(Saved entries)
** Start **

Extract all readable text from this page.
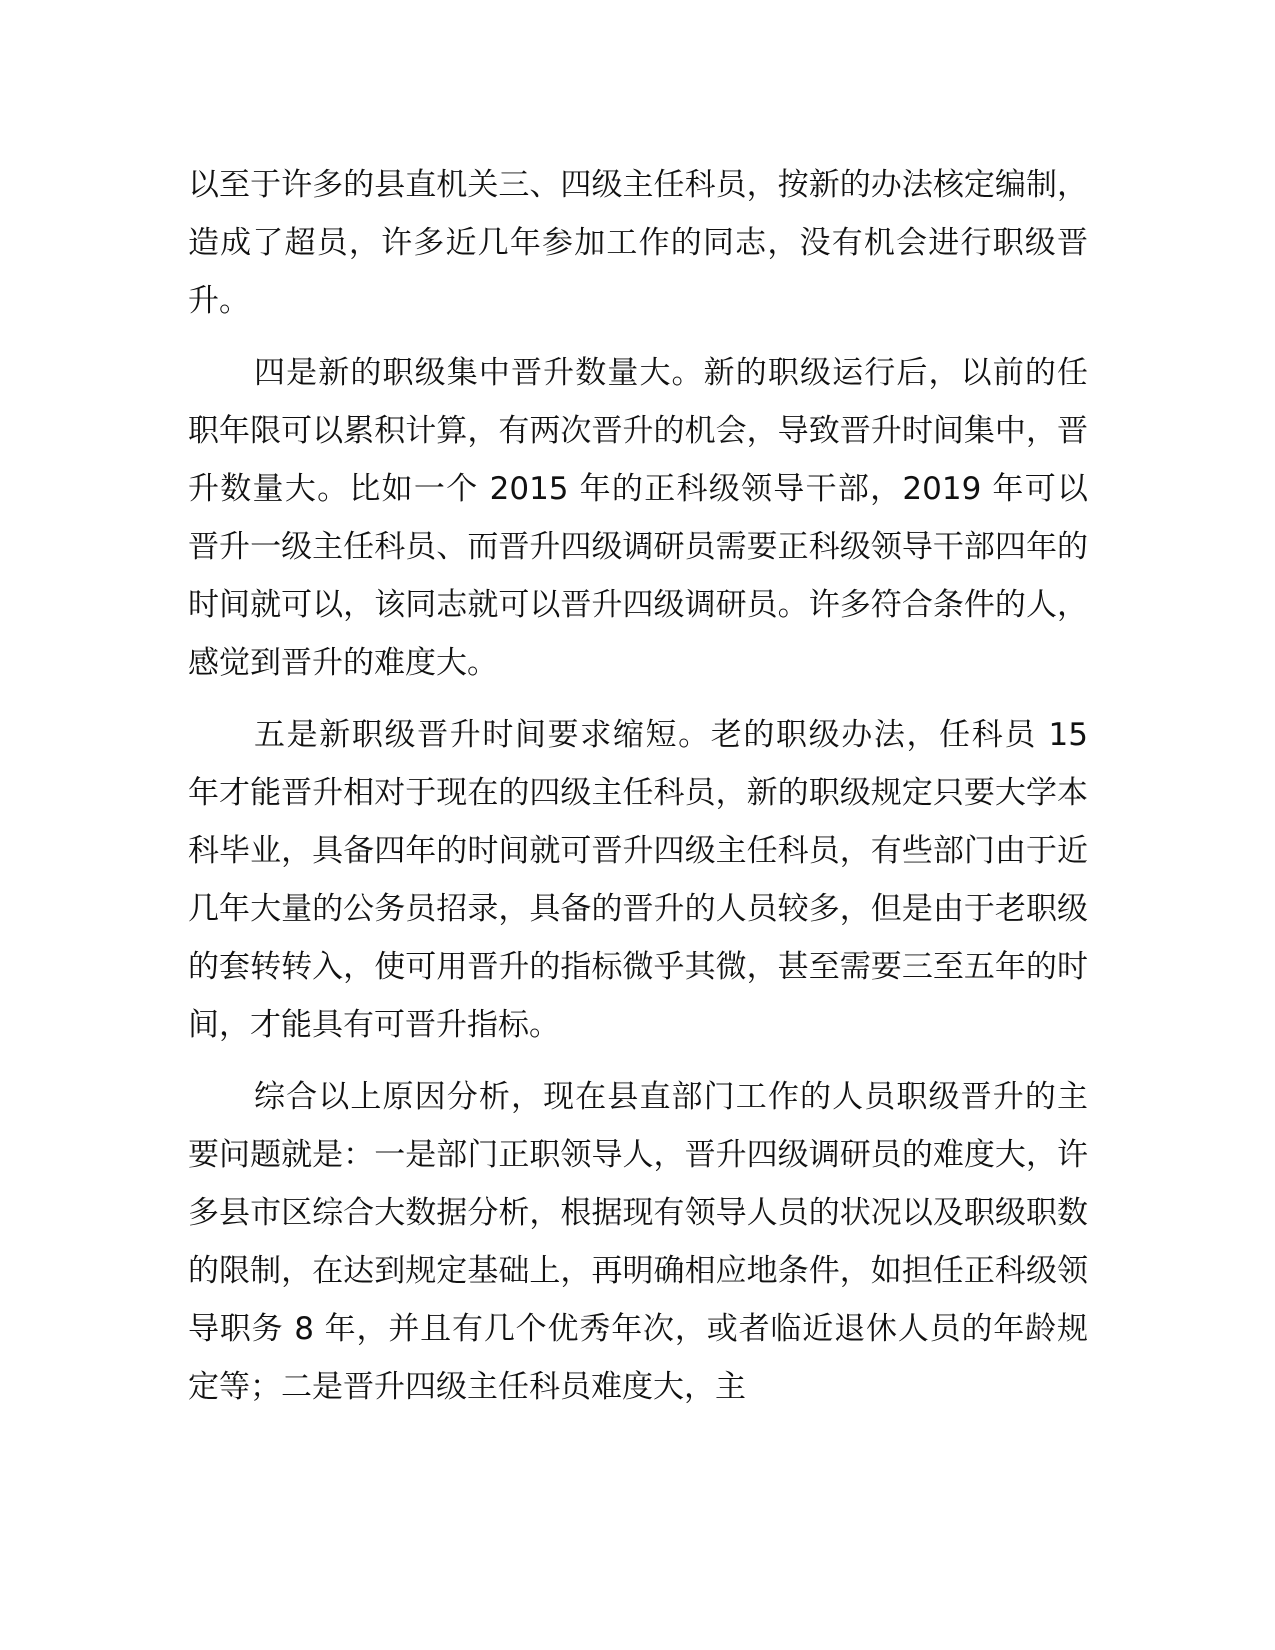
以至于许多的县直机关三、四级主任科员，按新的办法核定编制，造成了超员，许多近几年参加工作的同志，没有机会进行职级晋升。

四是新的职级集中晋升数量大。新的职级运行后，以前的任职年限可以累积计算，有两次晋升的机会，导致晋升时间集中，晋升数量大。比如一个 2015 年的正科级领导干部，2019 年可以晋升一级主任科员、而晋升四级调研员需要正科级领导干部四年的时间就可以，该同志就可以晋升四级调研员。许多符合条件的人，感觉到晋升的难度大。

五是新职级晋升时间要求缩短。老的职级办法，任科员 15 年才能晋升相对于现在的四级主任科员，新的职级规定只要大学本科毕业，具备四年的时间就可晋升四级主任科员，有些部门由于近几年大量的公务员招录，具备的晋升的人员较多，但是由于老职级的套转转入，使可用晋升的指标微乎其微，甚至需要三至五年的时间，才能具有可晋升指标。

综合以上原因分析，现在县直部门工作的人员职级晋升的主要问题就是：一是部门正职领导人，晋升四级调研员的难度大，许多县市区综合大数据分析，根据现有领导人员的状况以及职级职数的限制，在达到规定基础上，再明确相应地条件，如担任正科级领导职务 8 年，并且有几个优秀年次，或者临近退休人员的年龄规定等；二是晋升四级主任科员难度大，主
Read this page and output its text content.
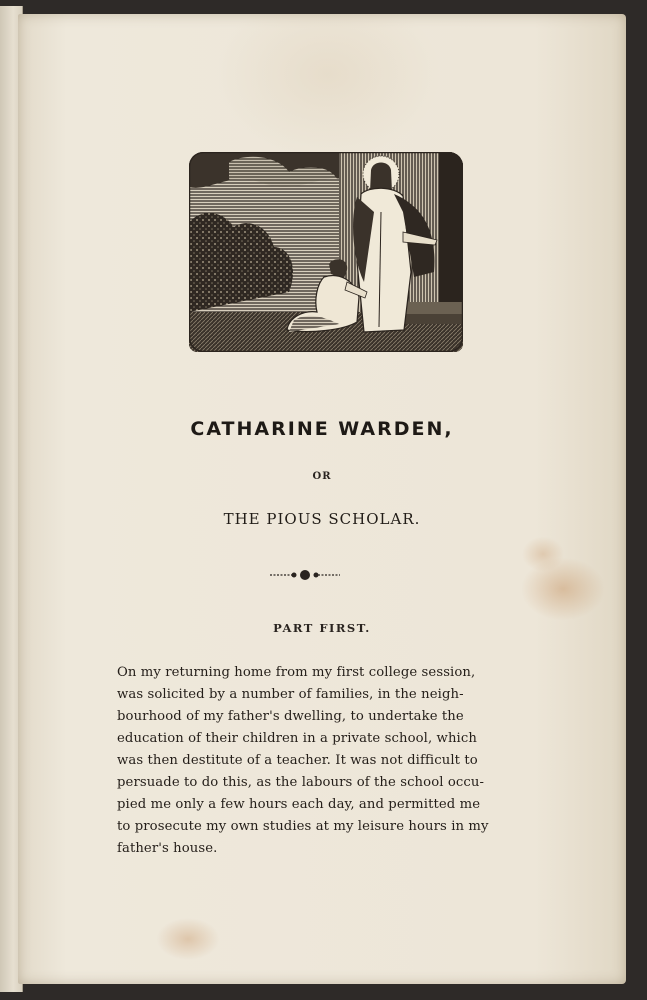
CATHARINE WARDEN,
OR
THE PIOUS SCHOLAR.
PART FIRST.
On my returning home from my first college session,
was solicited by a number of families, in the neigh-
bourhood of my father's dwelling, to undertake the
education of their children in a private school, which
was then destitute of a teacher. It was not difficult to
persuade to do this, as the labours of the school occu-
pied me only a few hours each day, and permitted me
to prosecute my own studies at my leisure hours in my
father's house.
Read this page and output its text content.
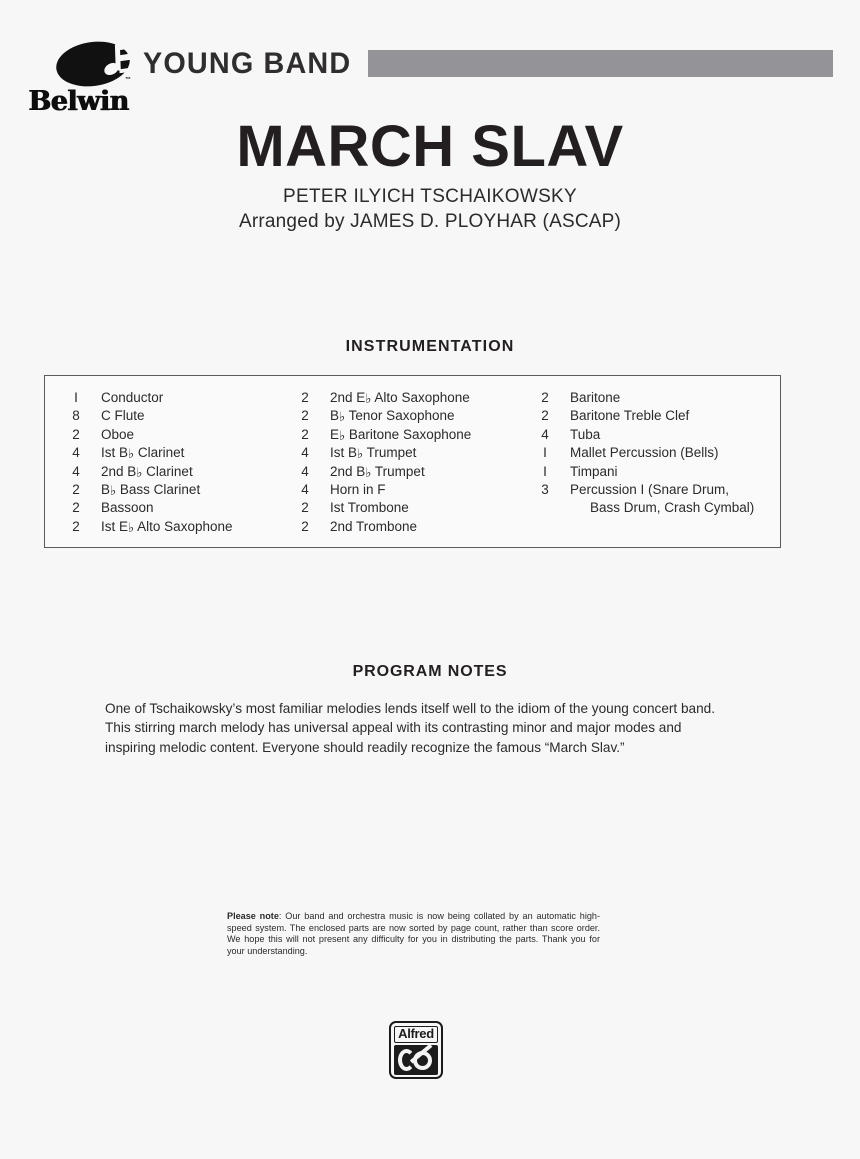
™
Belwin
YOUNG BAND
MARCH SLAV
PETER ILYICH TSCHAIKOWSKY
Arranged by JAMES D. PLOYHAR (ASCAP)
INSTRUMENTATION
I	Conductor
8	C Flute
2	Oboe
4	Ist B♭ Clarinet
4	2nd B♭ Clarinet
2	B♭ Bass Clarinet
2	Bassoon
2	Ist E♭ Alto Saxophone
2	2nd E♭ Alto Saxophone
2	B♭ Tenor Saxophone
2	E♭ Baritone Saxophone
4	Ist B♭ Trumpet
4	2nd B♭ Trumpet
4	Horn in F
2	Ist Trombone
2	2nd Trombone
2	Baritone
2	Baritone Treble Clef
4	Tuba
I	Mallet Percussion (Bells)
I	Timpani
3	Percussion I (Snare Drum,
Bass Drum, Crash Cymbal)
PROGRAM NOTES
One of Tschaikowsky’s most familiar melodies lends itself well to the idiom of the young concert band. This stirring march melody has universal appeal with its contrasting minor and major modes and inspiring melodic content. Everyone should readily recognize the famous “March Slav.”
Please note: Our band and orchestra music is now being collated by an automatic high-speed system. The enclosed parts are now sorted by page count, rather than score order. We hope this will not present any difficulty for you in distributing the parts. Thank you for your understanding.
Alfred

** End **

**What is being asked:** An exact transcription of all the entries is required, without the pictures.

**Task result:**
Extract all readable text from this page.
以至于许多的县直机关三、四级主任科员，按新的办法核定编制，造成了超员，许多近几年参加工作的同志，没有机会进行职级晋升。

四是新的职级集中晋升数量大。新的职级运行后，以前的任职年限可以累积计算，有两次晋升的机会，导致晋升时间集中，晋升数量大。比如一个 2015 年的正科级领导干部，2019 年可以晋升一级主任科员、而晋升四级调研员需要正科级领导干部四年的时间就可以，该同志就可以晋升四级调研员。许多符合条件的人，感觉到晋升的难度大。

五是新职级晋升时间要求缩短。老的职级办法，任科员 15 年才能晋升相对于现在的四级主任科员，新的职级规定只要大学本科毕业，具备四年的时间就可晋升四级主任科员，有些部门由于近几年大量的公务员招录，具备的晋升的人员较多，但是由于老职级的套转转入，使可用晋升的指标微乎其微，甚至需要三至五年的时间，才能具有可晋升指标。

综合以上原因分析，现在县直部门工作的人员职级晋升的主要问题就是：一是部门正职领导人，晋升四级调研员的难度大，许多县市区综合大数据分析，根据现有领导人员的状况以及职级职数的限制，在达到规定基础上，再明确相应地条件，如担任正科级领导职务 8 年，并且有几个优秀年次，或者临近退休人员的年龄规定等；二是晋升四级主任科员难度大，主
Read this page and output its text content.
CATHARINE WARDEN,
OR
THE PIOUS SCHOLAR.
PART FIRST.
On my returning home from my first college session,
was solicited by a number of families, in the neigh-
bourhood of my father's dwelling, to undertake the
education of their children in a private school, which
was then destitute of a teacher. It was not difficult to
persuade to do this, as the labours of the school occu-
pied me only a few hours each day, and permitted me
to prosecute my own studies at my leisure hours in my
father's house.
Read this page and output its text content.
™
Belwin
YOUNG BAND
MARCH SLAV
PETER ILYICH TSCHAIKOWSKY
Arranged by JAMES D. PLOYHAR (ASCAP)
INSTRUMENTATION
I	Conductor
8	C Flute
2	Oboe
4	Ist B♭ Clarinet
4	2nd B♭ Clarinet
2	B♭ Bass Clarinet
2	Bassoon
2	Ist E♭ Alto Saxophone
2	2nd E♭ Alto Saxophone
2	B♭ Tenor Saxophone
2	E♭ Baritone Saxophone
4	Ist B♭ Trumpet
4	2nd B♭ Trumpet
4	Horn in F
2	Ist Trombone
2	2nd Trombone
2	Baritone
2	Baritone Treble Clef
4	Tuba
I	Mallet Percussion (Bells)
I	Timpani
3	Percussion I (Snare Drum,
Bass Drum, Crash Cymbal)
PROGRAM NOTES
One of Tschaikowsky’s most familiar melodies lends itself well to the idiom of the young concert band. This stirring march melody has universal appeal with its contrasting minor and major modes and inspiring melodic content. Everyone should readily recognize the famous “March Slav.”
Please note: Our band and orchestra music is now being collated by an automatic high-speed system. The enclosed parts are now sorted by page count, rather than score order. We hope this will not present any difficulty for you in distributing the parts. Thank you for your understanding.
Alfred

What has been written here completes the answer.